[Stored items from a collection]
════════
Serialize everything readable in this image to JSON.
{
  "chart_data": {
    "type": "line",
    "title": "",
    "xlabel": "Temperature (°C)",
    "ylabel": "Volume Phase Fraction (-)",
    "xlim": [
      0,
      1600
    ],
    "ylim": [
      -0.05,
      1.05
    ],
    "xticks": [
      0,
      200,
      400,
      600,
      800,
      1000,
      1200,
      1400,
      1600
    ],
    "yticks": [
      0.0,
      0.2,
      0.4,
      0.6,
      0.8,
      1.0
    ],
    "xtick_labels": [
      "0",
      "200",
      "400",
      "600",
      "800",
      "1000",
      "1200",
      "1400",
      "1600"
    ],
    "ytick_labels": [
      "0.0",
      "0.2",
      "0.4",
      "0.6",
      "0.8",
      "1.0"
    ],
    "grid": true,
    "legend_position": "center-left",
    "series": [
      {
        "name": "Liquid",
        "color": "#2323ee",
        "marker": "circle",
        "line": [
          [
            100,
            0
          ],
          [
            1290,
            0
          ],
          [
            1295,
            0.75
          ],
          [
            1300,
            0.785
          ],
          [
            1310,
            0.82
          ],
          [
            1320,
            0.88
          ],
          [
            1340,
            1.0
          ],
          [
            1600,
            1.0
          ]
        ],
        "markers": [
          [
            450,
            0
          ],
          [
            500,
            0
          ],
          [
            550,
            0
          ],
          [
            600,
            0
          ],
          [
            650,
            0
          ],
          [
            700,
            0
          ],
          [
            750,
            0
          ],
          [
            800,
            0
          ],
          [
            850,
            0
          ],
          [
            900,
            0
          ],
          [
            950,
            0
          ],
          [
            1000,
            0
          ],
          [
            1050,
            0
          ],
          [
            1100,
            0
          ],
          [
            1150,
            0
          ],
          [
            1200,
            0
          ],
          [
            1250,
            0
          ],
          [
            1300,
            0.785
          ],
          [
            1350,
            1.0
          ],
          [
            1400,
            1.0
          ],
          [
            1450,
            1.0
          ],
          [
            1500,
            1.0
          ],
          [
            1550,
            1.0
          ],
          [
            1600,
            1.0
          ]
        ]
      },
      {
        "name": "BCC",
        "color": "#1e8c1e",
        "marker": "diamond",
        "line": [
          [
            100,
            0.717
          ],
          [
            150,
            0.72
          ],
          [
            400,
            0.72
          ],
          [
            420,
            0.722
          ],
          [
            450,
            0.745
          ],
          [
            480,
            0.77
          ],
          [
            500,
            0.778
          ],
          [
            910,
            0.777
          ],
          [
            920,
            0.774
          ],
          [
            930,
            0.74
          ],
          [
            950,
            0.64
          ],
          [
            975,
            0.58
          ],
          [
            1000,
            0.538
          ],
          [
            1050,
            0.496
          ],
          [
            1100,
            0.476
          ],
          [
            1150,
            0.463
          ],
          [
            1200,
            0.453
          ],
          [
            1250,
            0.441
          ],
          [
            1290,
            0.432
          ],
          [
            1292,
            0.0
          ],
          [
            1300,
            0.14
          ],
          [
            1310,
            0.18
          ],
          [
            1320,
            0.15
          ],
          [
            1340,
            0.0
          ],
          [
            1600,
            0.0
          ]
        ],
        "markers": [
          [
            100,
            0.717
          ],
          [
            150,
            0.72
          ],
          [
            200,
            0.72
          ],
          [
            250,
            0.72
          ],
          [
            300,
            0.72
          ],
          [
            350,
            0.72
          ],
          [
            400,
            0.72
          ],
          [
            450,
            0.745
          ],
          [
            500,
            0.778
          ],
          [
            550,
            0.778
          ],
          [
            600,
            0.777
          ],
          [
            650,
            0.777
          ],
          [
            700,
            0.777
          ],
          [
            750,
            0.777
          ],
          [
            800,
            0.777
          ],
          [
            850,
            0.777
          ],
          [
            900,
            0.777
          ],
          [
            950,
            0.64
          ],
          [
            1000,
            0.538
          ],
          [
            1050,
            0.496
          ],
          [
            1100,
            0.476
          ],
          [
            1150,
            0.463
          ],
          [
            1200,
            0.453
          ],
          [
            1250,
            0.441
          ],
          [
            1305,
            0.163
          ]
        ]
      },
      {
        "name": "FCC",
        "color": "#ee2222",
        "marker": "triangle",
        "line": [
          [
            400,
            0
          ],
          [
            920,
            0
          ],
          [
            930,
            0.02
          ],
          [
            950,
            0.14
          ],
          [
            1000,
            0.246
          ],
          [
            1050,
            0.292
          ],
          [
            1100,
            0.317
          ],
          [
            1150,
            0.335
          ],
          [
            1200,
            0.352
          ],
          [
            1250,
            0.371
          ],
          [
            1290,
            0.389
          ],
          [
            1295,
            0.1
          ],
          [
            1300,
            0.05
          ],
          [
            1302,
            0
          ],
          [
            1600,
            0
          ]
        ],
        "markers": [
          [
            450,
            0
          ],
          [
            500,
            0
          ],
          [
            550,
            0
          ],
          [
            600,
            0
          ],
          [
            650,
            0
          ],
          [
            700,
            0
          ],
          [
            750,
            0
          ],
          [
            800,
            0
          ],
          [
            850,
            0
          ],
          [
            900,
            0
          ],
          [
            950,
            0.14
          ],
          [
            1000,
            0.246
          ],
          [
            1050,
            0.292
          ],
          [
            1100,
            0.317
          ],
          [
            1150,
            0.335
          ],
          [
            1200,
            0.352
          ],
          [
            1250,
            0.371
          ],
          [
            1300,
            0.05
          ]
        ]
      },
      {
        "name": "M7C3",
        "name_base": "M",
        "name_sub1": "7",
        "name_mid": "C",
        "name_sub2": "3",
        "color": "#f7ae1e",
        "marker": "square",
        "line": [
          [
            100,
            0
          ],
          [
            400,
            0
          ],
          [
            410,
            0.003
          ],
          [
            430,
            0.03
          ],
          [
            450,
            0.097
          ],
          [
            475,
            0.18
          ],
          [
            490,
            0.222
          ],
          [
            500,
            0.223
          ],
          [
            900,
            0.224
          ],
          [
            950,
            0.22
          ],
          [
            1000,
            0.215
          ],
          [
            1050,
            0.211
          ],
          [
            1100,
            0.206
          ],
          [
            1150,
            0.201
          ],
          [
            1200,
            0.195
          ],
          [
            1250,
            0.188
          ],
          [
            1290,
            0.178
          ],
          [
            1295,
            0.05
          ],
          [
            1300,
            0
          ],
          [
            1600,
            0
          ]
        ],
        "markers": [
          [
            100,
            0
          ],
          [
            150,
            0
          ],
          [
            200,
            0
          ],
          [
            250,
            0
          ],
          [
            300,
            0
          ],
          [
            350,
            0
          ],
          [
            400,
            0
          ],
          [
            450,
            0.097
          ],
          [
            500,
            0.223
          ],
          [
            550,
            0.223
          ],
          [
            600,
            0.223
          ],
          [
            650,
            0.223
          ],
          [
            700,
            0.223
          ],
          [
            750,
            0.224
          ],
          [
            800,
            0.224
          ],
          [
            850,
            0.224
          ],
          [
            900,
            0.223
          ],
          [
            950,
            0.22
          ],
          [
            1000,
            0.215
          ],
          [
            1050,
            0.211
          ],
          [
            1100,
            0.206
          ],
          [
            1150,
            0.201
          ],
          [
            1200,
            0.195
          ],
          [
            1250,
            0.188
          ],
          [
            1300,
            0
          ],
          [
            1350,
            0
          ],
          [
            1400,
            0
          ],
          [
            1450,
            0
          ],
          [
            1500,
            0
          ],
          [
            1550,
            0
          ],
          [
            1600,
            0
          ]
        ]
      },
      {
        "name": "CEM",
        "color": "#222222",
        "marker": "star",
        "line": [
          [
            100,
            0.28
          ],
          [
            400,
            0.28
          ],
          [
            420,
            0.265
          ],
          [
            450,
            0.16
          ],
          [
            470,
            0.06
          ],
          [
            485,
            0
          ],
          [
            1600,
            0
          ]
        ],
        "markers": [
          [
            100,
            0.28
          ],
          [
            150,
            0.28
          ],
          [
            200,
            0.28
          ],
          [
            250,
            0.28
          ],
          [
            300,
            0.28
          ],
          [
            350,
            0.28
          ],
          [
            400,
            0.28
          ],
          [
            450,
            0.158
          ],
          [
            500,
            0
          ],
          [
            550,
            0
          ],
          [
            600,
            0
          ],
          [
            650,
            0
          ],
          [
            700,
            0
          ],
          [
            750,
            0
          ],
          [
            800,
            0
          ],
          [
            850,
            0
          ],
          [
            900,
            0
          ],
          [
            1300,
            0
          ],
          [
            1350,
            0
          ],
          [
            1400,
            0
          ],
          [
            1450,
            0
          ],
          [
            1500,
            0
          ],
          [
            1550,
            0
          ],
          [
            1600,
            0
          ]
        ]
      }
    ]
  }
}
════════
> [Your task]:
Locate each line with the word "color" and copy it.

> [Result of the task]:
        "color": "#2323ee",
        "color": "#1e8c1e",
        "color": "#ee2222",
        "color": "#f7ae1e",
        "color": "#222222",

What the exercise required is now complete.